(Stored entries)
_ _ _ _ _ _ _

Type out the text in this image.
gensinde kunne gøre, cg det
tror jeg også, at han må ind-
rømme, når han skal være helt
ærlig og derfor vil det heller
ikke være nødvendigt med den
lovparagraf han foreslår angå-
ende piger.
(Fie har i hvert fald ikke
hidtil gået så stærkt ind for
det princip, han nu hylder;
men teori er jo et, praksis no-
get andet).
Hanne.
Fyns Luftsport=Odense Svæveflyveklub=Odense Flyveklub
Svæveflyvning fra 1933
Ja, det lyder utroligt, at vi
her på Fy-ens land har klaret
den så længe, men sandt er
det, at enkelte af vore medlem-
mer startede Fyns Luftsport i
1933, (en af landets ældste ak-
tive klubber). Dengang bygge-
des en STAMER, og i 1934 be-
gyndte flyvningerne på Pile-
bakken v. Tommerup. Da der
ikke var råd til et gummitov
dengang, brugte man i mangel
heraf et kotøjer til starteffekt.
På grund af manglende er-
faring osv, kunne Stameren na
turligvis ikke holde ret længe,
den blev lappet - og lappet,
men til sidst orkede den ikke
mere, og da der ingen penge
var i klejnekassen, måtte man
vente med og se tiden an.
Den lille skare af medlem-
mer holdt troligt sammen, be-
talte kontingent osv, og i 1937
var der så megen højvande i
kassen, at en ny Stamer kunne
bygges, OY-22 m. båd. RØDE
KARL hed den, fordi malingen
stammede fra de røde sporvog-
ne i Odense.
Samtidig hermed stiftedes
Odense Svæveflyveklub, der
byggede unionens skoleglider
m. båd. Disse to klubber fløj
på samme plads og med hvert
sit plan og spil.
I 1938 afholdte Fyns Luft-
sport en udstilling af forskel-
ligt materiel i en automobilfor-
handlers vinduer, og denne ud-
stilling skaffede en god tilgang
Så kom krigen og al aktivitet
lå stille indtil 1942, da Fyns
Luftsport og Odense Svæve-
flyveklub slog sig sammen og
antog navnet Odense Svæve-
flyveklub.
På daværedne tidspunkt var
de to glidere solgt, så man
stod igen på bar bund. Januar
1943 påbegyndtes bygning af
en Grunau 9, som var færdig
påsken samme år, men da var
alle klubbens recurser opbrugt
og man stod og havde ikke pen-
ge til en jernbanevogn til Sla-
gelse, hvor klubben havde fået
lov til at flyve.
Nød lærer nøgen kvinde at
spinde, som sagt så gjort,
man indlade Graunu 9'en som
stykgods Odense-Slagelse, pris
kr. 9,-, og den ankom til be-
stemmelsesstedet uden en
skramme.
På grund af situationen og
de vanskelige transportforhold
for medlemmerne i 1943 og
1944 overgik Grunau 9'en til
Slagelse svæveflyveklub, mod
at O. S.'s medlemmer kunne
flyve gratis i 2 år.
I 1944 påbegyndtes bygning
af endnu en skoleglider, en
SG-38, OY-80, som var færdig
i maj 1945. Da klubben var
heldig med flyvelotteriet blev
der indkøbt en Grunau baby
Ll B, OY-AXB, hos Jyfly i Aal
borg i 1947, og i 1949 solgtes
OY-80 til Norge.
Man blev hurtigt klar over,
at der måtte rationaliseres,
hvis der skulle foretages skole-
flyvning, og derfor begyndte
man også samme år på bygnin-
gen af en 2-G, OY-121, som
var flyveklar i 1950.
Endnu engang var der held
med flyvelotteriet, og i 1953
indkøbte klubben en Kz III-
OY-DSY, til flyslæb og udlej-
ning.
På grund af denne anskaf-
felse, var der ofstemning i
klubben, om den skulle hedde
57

_ _ _ _ _ _ _

◆ **TASK**: Copy the data above in full, character for character.

◆ **TASK ANSWER**:
Type out the text in this image.
gensinde kunne gøre, cg det
tror jeg også, at han må ind-
rømme, når han skal være helt
ærlig og derfor vil det heller
ikke være nødvendigt med den
lovparagraf han foreslår angå-
ende piger.
(Fie har i hvert fald ikke
hidtil gået så stærkt ind for
det princip, han nu hylder;
men teori er jo et, praksis no-
get andet).
Hanne.
Fyns Luftsport=Odense Svæveflyveklub=Odense Flyveklub
Svæveflyvning fra 1933
Ja, det lyder utroligt, at vi
her på Fy-ens land har klaret
den så længe, men sandt er
det, at enkelte af vore medlem-
mer startede Fyns Luftsport i
1933, (en af landets ældste ak-
tive klubber). Dengang bygge-
des en STAMER, og i 1934 be-
gyndte flyvningerne på Pile-
bakken v. Tommerup. Da der
ikke var råd til et gummitov
dengang, brugte man i mangel
heraf et kotøjer til starteffekt.
På grund af manglende er-
faring osv, kunne Stameren na
turligvis ikke holde ret længe,
den blev lappet - og lappet,
men til sidst orkede den ikke
mere, og da der ingen penge
var i klejnekassen, måtte man
vente med og se tiden an.
Den lille skare af medlem-
mer holdt troligt sammen, be-
talte kontingent osv, og i 1937
var der så megen højvande i
kassen, at en ny Stamer kunne
bygges, OY-22 m. båd. RØDE
KARL hed den, fordi malingen
stammede fra de røde sporvog-
ne i Odense.
Samtidig hermed stiftedes
Odense Svæveflyveklub, der
byggede unionens skoleglider
m. båd. Disse to klubber fløj
på samme plads og med hvert
sit plan og spil.
I 1938 afholdte Fyns Luft-
sport en udstilling af forskel-
ligt materiel i en automobilfor-
handlers vinduer, og denne ud-
stilling skaffede en god tilgang
Så kom krigen og al aktivitet
lå stille indtil 1942, da Fyns
Luftsport og Odense Svæve-
flyveklub slog sig sammen og
antog navnet Odense Svæve-
flyveklub.
På daværedne tidspunkt var
de to glidere solgt, så man
stod igen på bar bund. Januar
1943 påbegyndtes bygning af
en Grunau 9, som var færdig
påsken samme år, men da var
alle klubbens recurser opbrugt
og man stod og havde ikke pen-
ge til en jernbanevogn til Sla-
gelse, hvor klubben havde fået
lov til at flyve.
Nød lærer nøgen kvinde at
spinde, som sagt så gjort,
man indlade Graunu 9'en som
stykgods Odense-Slagelse, pris
kr. 9,-, og den ankom til be-
stemmelsesstedet uden en
skramme.
På grund af situationen og
de vanskelige transportforhold
for medlemmerne i 1943 og
1944 overgik Grunau 9'en til
Slagelse svæveflyveklub, mod
at O. S.'s medlemmer kunne
flyve gratis i 2 år.
I 1944 påbegyndtes bygning
af endnu en skoleglider, en
SG-38, OY-80, som var færdig
i maj 1945. Da klubben var
heldig med flyvelotteriet blev
der indkøbt en Grunau baby
Ll B, OY-AXB, hos Jyfly i Aal
borg i 1947, og i 1949 solgtes
OY-80 til Norge.
Man blev hurtigt klar over,
at der måtte rationaliseres,
hvis der skulle foretages skole-
flyvning, og derfor begyndte
man også samme år på bygnin-
gen af en 2-G, OY-121, som
var flyveklar i 1950.
Endnu engang var der held
med flyvelotteriet, og i 1953
indkøbte klubben en Kz III-
OY-DSY, til flyslæb og udlej-
ning.
På grund af denne anskaf-
felse, var der ofstemning i
klubben, om den skulle hedde
57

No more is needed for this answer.